— Objective —
How many of the lines below contain "gali"? Answer with that number alone.

===== Recorded information =====

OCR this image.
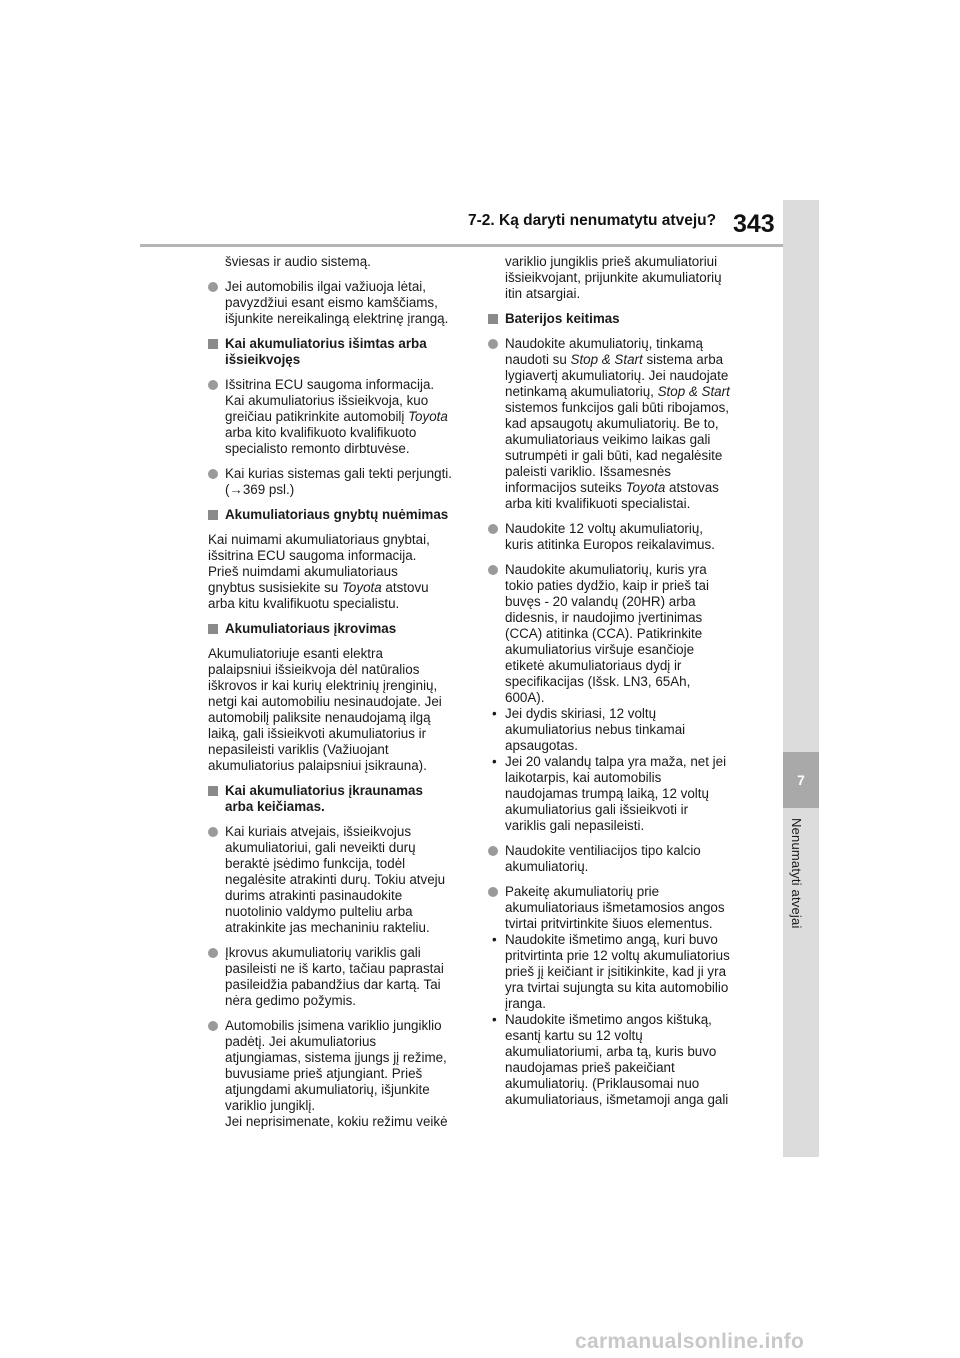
7-2. Ką daryti nenumatytu atveju? 343
7
Nenumatyti atvejai
šviesas ir audio sistemą.
Jei automobilis ilgai važiuoja lėtai,
pavyzdžiui esant eismo kamščiams,
išjunkite nereikalingą elektrinę įrangą.
Kai akumuliatorius išimtas arba
išsieikvojęs
Išsitrina ECU saugoma informacija.
Kai akumuliatorius išsieikvoja, kuo
greičiau patikrinkite automobilį Toyota
arba kito kvalifikuoto kvalifikuoto
specialisto remonto dirbtuvėse.
Kai kurias sistemas gali tekti perjungti.
(→369 psl.)
Akumuliatoriaus gnybtų nuėmimas
Kai nuimami akumuliatoriaus gnybtai,
išsitrina ECU saugoma informacija.
Prieš nuimdami akumuliatoriaus
gnybtus susisiekite su Toyota atstovu
arba kitu kvalifikuotu specialistu.
Akumuliatoriaus įkrovimas
Akumuliatoriuje esanti elektra
palaipsniui išsieikvoja dėl natūralios
iškrovos ir kai kurių elektrinių įrenginių,
netgi kai automobiliu nesinaudojate. Jei
automobilį paliksite nenaudojamą ilgą
laiką, gali išsieikvoti akumuliatorius ir
nepasileisti variklis (Važiuojant
akumuliatorius palaipsniui įsikrauna).
Kai akumuliatorius įkraunamas
arba keičiamas.
Kai kuriais atvejais, išsieikvojus
akumuliatoriui, gali neveikti durų
beraktė įsėdimo funkcija, todėl
negalėsite atrakinti durų. Tokiu atveju
durims atrakinti pasinaudokite
nuotolinio valdymo pulteliu arba
atrakinkite jas mechaniniu rakteliu.
Įkrovus akumuliatorių variklis gali
pasileisti ne iš karto, tačiau paprastai
pasileidžia pabandžius dar kartą. Tai
nėra gedimo požymis.
Automobilis įsimena variklio jungiklio
padėtį. Jei akumuliatorius
atjungiamas, sistema įjungs jį režime,
buvusiame prieš atjungiant. Prieš
atjungdami akumuliatorių, išjunkite
variklio jungiklį.
Jei neprisimenate, kokiu režimu veikė
variklio jungiklis prieš akumuliatoriui
išsieikvojant, prijunkite akumuliatorių
itin atsargiai.
Baterijos keitimas
Naudokite akumuliatorių, tinkamą
naudoti su Stop & Start sistema arba
lygiavertį akumuliatorių. Jei naudojate
netinkamą akumuliatorių, Stop & Start
sistemos funkcijos gali būti ribojamos,
kad apsaugotų akumuliatorių. Be to,
akumuliatoriaus veikimo laikas gali
sutrumpėti ir gali būti, kad negalėsite
paleisti variklio. Išsamesnės
informacijos suteiks Toyota atstovas
arba kiti kvalifikuoti specialistai.
Naudokite 12 voltų akumuliatorių,
kuris atitinka Europos reikalavimus.
Naudokite akumuliatorių, kuris yra
tokio paties dydžio, kaip ir prieš tai
buvęs - 20 valandų (20HR) arba
didesnis, ir naudojimo įvertinimas
(CCA) atitinka (CCA). Patikrinkite
akumuliatorius viršuje esančioje
etiketė akumuliatoriaus dydį ir
specifikacijas (Išsk. LN3, 65Ah,
600A).
• Jei dydis skiriasi, 12 voltų
akumuliatorius nebus tinkamai
apsaugotas.
• Jei 20 valandų talpa yra maža, net jei
laikotarpis, kai automobilis
naudojamas trumpą laiką, 12 voltų
akumuliatorius gali išsieikvoti ir
variklis gali nepasileisti.
Naudokite ventiliacijos tipo kalcio
akumuliatorių.
Pakeitę akumuliatorių prie
akumuliatoriaus išmetamosios angos
tvirtai pritvirtinkite šiuos elementus.
• Naudokite išmetimo angą, kuri buvo
pritvirtinta prie 12 voltų akumuliatorius
prieš jį keičiant ir įsitikinkite, kad ji yra
yra tvirtai sujungta su kita automobilio
įranga.
• Naudokite išmetimo angos kištuką,
esantį kartu su 12 voltų
akumuliatoriumi, arba tą, kuris buvo
naudojamas prieš pakeičiant
akumuliatorių. (Priklausomai nuo
akumuliatoriaus, išmetamoji anga gali
carmanualsonline.info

=====

— Result for this exercise —
10